Problem description
Rewrite the records from the first line up to and including the line with "data-label: 16 xyxy=(592,356,614,371)", changing "bounding boxes" to "coordinates" and leaving everything else the same.

Given data
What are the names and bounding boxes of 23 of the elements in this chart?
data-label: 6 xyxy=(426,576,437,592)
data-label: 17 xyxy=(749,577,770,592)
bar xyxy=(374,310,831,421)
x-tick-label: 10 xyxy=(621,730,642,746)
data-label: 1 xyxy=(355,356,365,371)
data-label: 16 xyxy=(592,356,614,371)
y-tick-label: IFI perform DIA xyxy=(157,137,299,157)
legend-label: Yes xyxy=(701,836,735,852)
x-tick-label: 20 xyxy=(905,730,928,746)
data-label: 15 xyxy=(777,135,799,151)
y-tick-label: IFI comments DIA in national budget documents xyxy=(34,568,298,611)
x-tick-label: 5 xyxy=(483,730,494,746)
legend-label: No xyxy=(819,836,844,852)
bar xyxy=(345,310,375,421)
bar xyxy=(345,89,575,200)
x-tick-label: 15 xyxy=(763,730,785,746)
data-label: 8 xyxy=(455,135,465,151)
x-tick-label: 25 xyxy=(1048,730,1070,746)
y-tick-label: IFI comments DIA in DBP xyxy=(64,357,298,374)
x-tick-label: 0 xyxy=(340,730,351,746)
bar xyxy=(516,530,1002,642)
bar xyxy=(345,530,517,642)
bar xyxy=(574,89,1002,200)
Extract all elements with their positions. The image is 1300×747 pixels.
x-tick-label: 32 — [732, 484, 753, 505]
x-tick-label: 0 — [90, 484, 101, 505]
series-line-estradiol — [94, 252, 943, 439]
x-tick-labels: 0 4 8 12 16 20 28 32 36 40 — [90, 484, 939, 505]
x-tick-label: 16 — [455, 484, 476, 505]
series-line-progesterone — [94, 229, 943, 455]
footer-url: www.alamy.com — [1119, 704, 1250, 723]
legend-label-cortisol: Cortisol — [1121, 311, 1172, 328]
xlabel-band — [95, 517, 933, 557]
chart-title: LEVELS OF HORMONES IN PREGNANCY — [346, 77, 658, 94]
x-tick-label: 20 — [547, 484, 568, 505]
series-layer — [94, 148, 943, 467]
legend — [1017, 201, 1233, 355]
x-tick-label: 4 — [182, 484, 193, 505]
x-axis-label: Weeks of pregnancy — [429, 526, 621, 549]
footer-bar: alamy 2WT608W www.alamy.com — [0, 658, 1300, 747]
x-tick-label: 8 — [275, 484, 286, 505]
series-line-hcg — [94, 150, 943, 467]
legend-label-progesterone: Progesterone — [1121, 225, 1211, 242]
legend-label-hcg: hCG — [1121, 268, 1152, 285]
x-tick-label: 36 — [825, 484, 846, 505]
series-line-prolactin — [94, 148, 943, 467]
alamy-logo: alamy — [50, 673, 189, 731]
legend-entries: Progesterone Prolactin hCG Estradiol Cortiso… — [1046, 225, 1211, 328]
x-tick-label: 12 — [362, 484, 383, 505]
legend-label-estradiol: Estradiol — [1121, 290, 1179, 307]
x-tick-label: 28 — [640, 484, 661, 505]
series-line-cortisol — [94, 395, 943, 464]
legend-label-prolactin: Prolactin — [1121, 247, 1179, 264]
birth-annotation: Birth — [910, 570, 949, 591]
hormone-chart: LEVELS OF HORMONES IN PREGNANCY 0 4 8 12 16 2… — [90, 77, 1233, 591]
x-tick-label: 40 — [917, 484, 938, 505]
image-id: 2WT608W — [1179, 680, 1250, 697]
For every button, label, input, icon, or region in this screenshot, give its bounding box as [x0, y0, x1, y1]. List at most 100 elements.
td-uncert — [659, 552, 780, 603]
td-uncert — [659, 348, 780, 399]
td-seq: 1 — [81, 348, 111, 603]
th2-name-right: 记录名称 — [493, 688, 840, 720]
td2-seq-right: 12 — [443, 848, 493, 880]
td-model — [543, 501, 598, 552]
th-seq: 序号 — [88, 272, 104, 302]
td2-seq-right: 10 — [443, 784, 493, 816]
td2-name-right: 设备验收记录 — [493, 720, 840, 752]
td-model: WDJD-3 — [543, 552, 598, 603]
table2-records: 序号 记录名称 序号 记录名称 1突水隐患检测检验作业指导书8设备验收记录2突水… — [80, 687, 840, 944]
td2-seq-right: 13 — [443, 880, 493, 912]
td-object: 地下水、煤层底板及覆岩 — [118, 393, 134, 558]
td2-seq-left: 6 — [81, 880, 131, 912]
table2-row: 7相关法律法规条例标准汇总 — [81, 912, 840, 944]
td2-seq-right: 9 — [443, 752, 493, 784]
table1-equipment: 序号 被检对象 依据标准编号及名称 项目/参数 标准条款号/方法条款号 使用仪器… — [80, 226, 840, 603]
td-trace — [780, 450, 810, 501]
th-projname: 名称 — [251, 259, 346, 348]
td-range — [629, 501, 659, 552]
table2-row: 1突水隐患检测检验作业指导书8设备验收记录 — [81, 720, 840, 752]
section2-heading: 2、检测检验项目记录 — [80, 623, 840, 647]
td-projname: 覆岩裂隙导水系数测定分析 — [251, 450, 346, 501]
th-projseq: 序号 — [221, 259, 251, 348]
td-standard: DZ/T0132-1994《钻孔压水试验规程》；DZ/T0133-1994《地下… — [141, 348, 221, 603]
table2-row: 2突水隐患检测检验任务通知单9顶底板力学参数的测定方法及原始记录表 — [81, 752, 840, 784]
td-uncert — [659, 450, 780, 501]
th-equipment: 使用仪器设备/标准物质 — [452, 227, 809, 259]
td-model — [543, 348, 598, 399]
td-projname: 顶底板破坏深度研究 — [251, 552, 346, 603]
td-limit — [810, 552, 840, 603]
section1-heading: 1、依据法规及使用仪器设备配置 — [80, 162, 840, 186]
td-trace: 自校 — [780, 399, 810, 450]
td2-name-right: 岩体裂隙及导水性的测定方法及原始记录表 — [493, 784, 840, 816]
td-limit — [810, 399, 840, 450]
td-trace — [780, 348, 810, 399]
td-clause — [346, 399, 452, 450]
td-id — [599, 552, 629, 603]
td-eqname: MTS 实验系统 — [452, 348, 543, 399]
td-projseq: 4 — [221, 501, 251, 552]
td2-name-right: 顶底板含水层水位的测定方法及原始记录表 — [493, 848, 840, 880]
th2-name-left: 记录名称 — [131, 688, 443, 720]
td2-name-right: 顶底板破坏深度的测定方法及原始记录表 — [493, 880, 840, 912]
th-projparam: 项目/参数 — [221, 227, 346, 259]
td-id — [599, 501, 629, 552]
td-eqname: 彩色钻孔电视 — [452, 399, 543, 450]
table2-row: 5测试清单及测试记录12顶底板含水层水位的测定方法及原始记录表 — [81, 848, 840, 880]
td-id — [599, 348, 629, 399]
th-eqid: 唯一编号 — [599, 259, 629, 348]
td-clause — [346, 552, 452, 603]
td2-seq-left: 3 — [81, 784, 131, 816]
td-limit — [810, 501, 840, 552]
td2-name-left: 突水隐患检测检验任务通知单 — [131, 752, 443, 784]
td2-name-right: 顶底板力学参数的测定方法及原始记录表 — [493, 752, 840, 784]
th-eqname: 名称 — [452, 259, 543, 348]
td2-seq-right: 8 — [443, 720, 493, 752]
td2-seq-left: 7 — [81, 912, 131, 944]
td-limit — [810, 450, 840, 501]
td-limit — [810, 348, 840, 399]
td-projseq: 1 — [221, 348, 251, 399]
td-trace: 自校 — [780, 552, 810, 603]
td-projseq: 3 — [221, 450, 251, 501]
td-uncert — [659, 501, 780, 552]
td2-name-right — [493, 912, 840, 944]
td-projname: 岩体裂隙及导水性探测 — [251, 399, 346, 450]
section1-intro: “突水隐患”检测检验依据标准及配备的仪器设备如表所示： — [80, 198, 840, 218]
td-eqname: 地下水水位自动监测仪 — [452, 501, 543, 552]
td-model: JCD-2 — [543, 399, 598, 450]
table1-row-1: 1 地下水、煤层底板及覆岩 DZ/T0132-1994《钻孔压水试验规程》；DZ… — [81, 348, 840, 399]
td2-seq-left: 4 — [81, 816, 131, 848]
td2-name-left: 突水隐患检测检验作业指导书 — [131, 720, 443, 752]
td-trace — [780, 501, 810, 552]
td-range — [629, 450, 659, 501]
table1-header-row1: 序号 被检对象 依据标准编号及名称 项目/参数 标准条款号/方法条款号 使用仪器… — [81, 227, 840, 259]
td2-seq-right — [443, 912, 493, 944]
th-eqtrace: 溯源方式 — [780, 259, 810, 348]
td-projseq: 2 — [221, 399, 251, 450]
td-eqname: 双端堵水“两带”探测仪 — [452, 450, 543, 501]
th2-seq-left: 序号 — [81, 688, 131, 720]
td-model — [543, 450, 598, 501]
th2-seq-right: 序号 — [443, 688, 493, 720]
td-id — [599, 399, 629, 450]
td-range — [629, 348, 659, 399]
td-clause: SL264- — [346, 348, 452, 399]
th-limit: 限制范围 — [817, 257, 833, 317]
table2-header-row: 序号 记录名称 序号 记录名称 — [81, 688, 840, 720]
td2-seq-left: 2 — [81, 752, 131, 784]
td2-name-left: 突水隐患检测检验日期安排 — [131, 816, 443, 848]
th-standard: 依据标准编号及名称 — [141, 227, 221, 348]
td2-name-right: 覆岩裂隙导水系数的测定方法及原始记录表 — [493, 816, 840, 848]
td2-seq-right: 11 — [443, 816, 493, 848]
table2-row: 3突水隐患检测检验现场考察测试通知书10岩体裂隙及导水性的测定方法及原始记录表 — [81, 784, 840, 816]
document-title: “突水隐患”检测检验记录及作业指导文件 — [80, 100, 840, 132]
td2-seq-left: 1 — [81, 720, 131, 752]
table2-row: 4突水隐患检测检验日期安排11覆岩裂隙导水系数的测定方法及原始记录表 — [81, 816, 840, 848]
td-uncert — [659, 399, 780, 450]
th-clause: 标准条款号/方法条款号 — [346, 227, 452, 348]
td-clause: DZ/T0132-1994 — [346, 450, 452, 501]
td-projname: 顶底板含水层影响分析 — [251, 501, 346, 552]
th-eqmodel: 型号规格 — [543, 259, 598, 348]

Final answer
What are the names and coordinates of 23 of the elements in this chart?
data-label: 6 xyxy=(426,576,437,592)
data-label: 17 xyxy=(749,577,770,592)
bar xyxy=(374,310,831,421)
x-tick-label: 10 xyxy=(621,730,642,746)
data-label: 1 xyxy=(355,356,365,371)
data-label: 16 xyxy=(592,356,614,371)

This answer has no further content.